- Task statement
Every line that includes the word "бюджете" is to be listed.

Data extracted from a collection
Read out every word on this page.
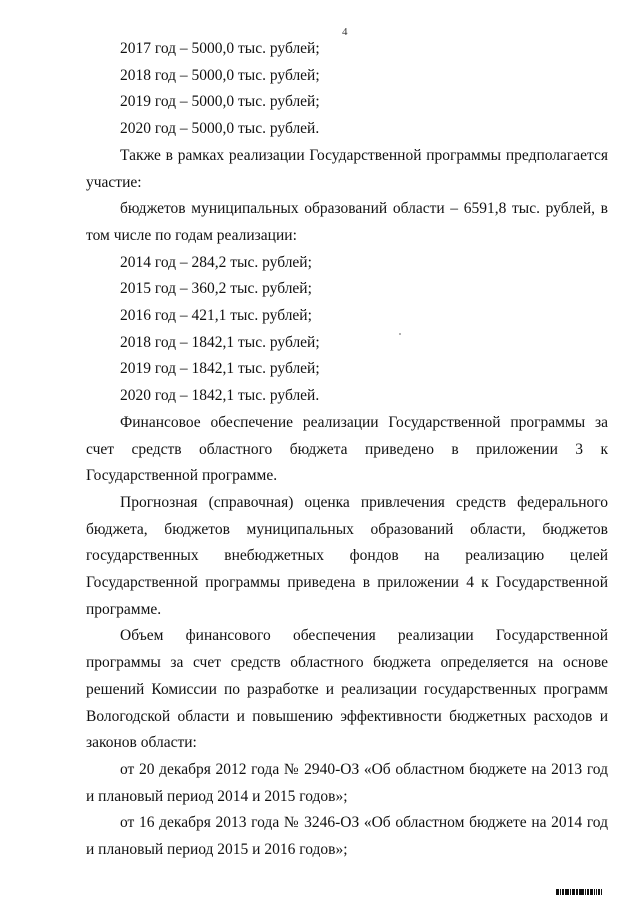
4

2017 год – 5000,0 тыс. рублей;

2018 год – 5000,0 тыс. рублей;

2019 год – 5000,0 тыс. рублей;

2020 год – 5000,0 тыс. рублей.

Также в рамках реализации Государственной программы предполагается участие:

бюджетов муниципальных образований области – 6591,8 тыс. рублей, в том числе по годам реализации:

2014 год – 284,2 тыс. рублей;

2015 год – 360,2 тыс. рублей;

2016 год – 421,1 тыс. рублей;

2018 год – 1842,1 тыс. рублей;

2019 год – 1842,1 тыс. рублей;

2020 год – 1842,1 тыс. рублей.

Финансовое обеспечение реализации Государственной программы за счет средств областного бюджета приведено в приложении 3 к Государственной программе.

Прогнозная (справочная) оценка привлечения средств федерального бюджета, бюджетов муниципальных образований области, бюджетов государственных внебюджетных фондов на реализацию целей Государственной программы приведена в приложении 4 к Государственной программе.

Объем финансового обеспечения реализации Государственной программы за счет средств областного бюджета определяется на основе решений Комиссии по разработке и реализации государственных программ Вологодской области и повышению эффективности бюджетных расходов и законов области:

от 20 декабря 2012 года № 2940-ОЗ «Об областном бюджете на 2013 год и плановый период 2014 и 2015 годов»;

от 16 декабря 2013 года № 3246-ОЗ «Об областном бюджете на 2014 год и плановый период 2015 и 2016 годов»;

...

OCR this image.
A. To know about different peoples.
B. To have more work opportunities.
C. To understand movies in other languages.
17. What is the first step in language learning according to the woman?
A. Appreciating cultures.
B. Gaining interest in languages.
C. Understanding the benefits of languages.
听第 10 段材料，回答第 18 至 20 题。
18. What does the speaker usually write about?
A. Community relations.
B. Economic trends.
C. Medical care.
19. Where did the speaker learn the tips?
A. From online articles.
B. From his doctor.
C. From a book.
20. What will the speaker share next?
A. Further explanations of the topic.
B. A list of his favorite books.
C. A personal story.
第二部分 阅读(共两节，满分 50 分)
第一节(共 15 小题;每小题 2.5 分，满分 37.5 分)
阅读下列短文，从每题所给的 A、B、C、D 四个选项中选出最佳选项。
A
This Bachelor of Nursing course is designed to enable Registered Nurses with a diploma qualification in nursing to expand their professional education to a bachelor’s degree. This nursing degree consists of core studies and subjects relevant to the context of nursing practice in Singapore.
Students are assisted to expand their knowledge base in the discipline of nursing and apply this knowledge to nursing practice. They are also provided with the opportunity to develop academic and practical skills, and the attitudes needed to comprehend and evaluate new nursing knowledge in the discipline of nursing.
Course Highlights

- Solution below
от 20 декабря 2012 года № 2940-ОЗ «Об областном бюджете на 2013 год и плановый период 2014 и 2015 годов»;
от 16 декабря 2013 года № 3246-ОЗ «Об областном бюджете на 2014 год и плановый период 2015 и 2016 годов»;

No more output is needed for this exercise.